PROBLEM TO SOLVE »
Count every line that includes the string "following" in the entries that follow. Nothing besides the number is needed.

EXCERPTED RECORDS »
====================

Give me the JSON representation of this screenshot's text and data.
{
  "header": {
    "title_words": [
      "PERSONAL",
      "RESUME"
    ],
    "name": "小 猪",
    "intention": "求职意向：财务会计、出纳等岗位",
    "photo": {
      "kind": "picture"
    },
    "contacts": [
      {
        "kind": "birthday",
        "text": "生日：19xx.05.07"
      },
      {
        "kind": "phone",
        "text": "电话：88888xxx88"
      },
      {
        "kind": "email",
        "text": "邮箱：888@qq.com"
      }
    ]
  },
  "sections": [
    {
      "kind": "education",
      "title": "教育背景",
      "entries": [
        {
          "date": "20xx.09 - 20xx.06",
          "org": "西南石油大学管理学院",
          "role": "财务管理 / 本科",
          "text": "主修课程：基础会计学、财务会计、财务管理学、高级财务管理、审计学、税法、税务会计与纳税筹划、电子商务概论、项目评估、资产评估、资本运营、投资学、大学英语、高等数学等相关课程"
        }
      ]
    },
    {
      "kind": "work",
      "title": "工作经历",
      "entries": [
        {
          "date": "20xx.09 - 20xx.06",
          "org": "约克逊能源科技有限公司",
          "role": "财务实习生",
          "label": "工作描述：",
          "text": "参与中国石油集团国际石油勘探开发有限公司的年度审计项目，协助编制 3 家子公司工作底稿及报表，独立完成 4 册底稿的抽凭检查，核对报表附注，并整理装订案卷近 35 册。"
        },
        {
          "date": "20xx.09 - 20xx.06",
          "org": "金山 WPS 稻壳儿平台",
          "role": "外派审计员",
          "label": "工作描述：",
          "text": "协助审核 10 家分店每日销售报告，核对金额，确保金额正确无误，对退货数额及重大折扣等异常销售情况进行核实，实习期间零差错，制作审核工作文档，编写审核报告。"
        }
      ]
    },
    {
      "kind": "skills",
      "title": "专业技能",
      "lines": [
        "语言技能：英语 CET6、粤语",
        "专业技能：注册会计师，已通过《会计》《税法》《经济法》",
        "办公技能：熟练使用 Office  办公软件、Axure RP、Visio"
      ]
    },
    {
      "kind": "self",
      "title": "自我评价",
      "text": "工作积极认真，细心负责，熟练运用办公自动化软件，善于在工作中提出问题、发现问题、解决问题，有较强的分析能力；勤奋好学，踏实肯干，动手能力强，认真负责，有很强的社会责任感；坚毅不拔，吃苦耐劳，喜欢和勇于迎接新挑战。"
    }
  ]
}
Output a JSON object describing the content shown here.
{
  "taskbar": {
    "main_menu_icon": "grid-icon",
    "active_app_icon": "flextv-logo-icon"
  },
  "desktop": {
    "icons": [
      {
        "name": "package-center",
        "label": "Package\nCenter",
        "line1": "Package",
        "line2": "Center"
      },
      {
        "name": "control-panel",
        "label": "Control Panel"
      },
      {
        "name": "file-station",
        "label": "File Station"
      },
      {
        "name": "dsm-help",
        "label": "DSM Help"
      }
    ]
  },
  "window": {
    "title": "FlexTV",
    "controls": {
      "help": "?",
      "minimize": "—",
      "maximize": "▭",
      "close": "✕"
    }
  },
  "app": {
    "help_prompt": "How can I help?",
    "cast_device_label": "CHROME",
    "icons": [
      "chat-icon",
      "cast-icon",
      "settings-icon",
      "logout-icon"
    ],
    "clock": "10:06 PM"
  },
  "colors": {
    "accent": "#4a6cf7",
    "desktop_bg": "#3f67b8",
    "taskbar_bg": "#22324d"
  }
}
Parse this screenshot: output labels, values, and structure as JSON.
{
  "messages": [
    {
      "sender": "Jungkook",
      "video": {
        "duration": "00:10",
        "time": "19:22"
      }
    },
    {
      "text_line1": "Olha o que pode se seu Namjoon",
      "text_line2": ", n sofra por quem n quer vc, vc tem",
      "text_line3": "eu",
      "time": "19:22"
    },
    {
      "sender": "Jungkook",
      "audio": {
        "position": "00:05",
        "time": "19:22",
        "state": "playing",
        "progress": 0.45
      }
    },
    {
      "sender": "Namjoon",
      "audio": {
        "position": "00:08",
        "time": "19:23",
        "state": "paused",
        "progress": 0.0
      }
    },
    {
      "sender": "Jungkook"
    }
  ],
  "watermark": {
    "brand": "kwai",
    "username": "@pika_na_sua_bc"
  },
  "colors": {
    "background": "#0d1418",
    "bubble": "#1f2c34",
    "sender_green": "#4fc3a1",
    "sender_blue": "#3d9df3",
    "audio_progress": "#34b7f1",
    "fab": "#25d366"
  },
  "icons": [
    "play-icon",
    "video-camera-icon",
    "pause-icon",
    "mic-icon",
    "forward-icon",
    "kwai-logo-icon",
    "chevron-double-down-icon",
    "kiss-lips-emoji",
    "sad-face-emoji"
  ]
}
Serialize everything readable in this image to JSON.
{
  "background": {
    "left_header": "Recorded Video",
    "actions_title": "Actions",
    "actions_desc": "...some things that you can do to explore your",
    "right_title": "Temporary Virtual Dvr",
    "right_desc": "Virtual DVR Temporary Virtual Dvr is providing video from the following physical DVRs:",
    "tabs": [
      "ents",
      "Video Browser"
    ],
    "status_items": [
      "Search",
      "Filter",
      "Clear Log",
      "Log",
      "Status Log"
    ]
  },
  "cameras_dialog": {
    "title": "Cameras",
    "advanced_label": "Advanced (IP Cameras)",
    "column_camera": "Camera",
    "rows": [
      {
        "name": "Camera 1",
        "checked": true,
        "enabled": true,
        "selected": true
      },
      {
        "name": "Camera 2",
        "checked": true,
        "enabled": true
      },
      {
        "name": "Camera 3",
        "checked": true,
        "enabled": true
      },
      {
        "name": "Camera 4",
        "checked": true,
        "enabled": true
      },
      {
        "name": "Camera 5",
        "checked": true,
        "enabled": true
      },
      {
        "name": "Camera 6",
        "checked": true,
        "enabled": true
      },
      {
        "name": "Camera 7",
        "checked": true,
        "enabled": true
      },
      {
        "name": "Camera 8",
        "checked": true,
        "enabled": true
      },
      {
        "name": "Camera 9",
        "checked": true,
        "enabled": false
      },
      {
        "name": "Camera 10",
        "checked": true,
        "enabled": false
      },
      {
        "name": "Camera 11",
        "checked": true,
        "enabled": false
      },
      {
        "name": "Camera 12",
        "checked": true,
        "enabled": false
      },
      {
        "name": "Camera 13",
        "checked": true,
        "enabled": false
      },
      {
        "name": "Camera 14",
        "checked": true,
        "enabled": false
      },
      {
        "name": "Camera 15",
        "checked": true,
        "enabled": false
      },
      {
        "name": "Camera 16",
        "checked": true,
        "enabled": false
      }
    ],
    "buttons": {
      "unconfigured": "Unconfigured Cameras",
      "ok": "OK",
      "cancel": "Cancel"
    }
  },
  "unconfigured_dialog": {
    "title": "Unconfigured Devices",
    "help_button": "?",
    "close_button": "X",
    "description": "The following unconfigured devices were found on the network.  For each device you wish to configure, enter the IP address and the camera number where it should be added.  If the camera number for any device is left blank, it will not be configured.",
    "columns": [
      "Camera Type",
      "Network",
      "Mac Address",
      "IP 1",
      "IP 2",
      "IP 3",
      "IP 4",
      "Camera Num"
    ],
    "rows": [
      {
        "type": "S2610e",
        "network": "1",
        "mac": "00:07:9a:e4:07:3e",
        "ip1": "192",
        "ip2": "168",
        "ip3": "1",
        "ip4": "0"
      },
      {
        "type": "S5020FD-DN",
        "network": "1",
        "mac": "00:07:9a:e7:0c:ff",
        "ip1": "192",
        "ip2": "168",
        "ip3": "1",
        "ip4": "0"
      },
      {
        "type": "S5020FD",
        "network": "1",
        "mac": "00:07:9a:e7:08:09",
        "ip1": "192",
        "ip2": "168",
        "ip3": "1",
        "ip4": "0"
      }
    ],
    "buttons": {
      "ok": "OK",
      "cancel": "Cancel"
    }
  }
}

====================

WORKED SOLUTION »
2